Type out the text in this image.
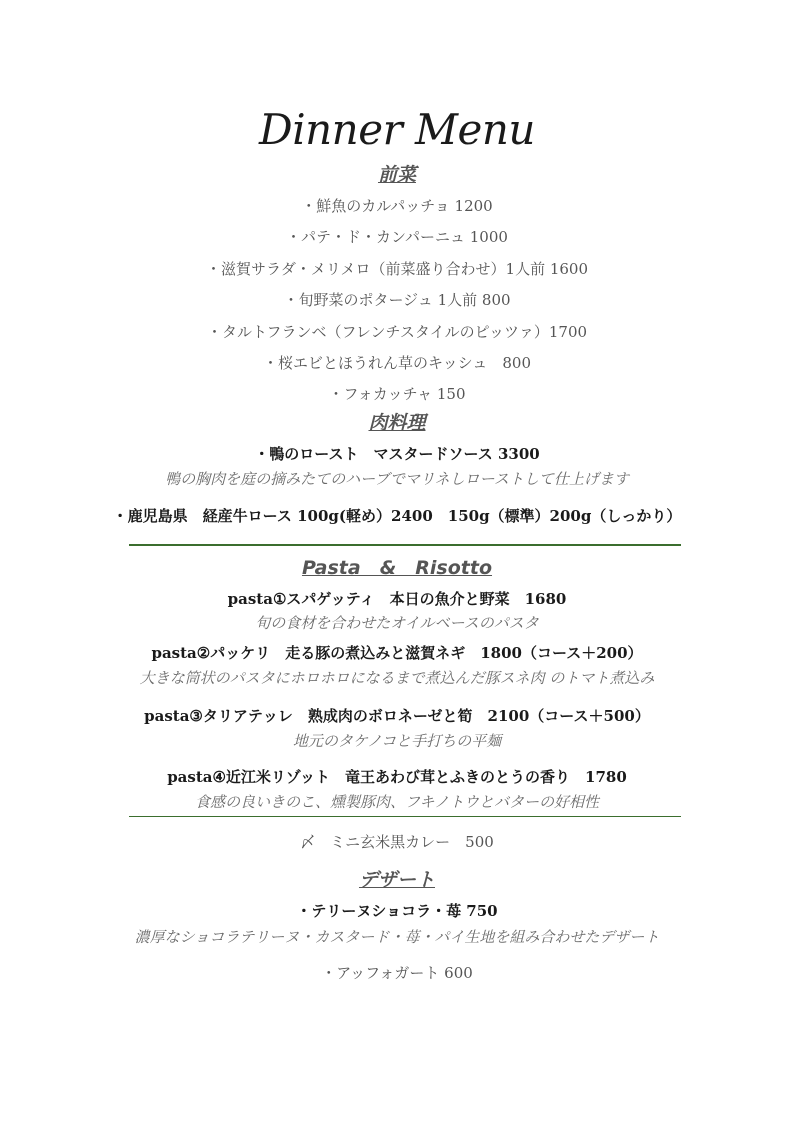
Dinner Menu
前菜
・鮮魚のカルパッチョ 1200
・パテ・ド・カンパーニュ 1000
・滋賀サラダ・メリメロ（前菜盛り合わせ）1人前 1600
・旬野菜のポタージュ 1人前 800
・タルトフランベ（フレンチスタイルのピッツァ）1700
・桜エビとほうれん草のキッシュ　800
・フォカッチャ 150
肉料理
・鴨のロースト　マスタードソース 3300
鴨の胸肉を庭の摘みたてのハーブでマリネしローストして仕上げます
・鹿児島県　経産牛ロース 100g(軽め）2400　150g（標準）200g（しっかり）
Pasta　&　Risotto
pasta①スパゲッティ　本日の魚介と野菜　1680
旬の食材を合わせたオイルベースのパスタ
pasta②パッケリ　走る豚の煮込みと滋賀ネギ　1800（コース＋200）
大きな筒状のパスタにホロホロになるまで煮込んだ豚スネ肉 のトマト煮込み
pasta③タリアテッレ　熟成肉のボロネーゼと筍　2100（コース＋500）
地元のタケノコと手打ちの平麺
pasta④近江米リゾット　竜王あわび茸とふきのとうの香り　1780
食感の良いきのこ、燻製豚肉、フキノトウとバターの好相性
〆　ミニ玄米黒カレー　500
デザート
・テリーヌショコラ・苺 750
濃厚なショコラテリーヌ・カスタード・苺・パイ生地を組み合わせたデザート
・アッフォガート 600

* _Goal_
Exclude the images, then output the data above word for word.

* _Completed exercise_
Type out the text in this image.
Dinner Menu
前菜
・鮮魚のカルパッチョ 1200
・パテ・ド・カンパーニュ 1000
・滋賀サラダ・メリメロ（前菜盛り合わせ）1人前 1600
・旬野菜のポタージュ 1人前 800
・タルトフランベ（フレンチスタイルのピッツァ）1700
・桜エビとほうれん草のキッシュ　800
・フォカッチャ 150
肉料理
・鴨のロースト　マスタードソース 3300
鴨の胸肉を庭の摘みたてのハーブでマリネしローストして仕上げます
・鹿児島県　経産牛ロース 100g(軽め）2400　150g（標準）200g（しっかり）
Pasta　&　Risotto
pasta①スパゲッティ　本日の魚介と野菜　1680
旬の食材を合わせたオイルベースのパスタ
pasta②パッケリ　走る豚の煮込みと滋賀ネギ　1800（コース＋200）
大きな筒状のパスタにホロホロになるまで煮込んだ豚スネ肉 のトマト煮込み
pasta③タリアテッレ　熟成肉のボロネーゼと筍　2100（コース＋500）
地元のタケノコと手打ちの平麺
pasta④近江米リゾット　竜王あわび茸とふきのとうの香り　1780
食感の良いきのこ、燻製豚肉、フキノトウとバターの好相性
〆　ミニ玄米黒カレー　500
デザート
・テリーヌショコラ・苺 750
濃厚なショコラテリーヌ・カスタード・苺・パイ生地を組み合わせたデザート
・アッフォガート 600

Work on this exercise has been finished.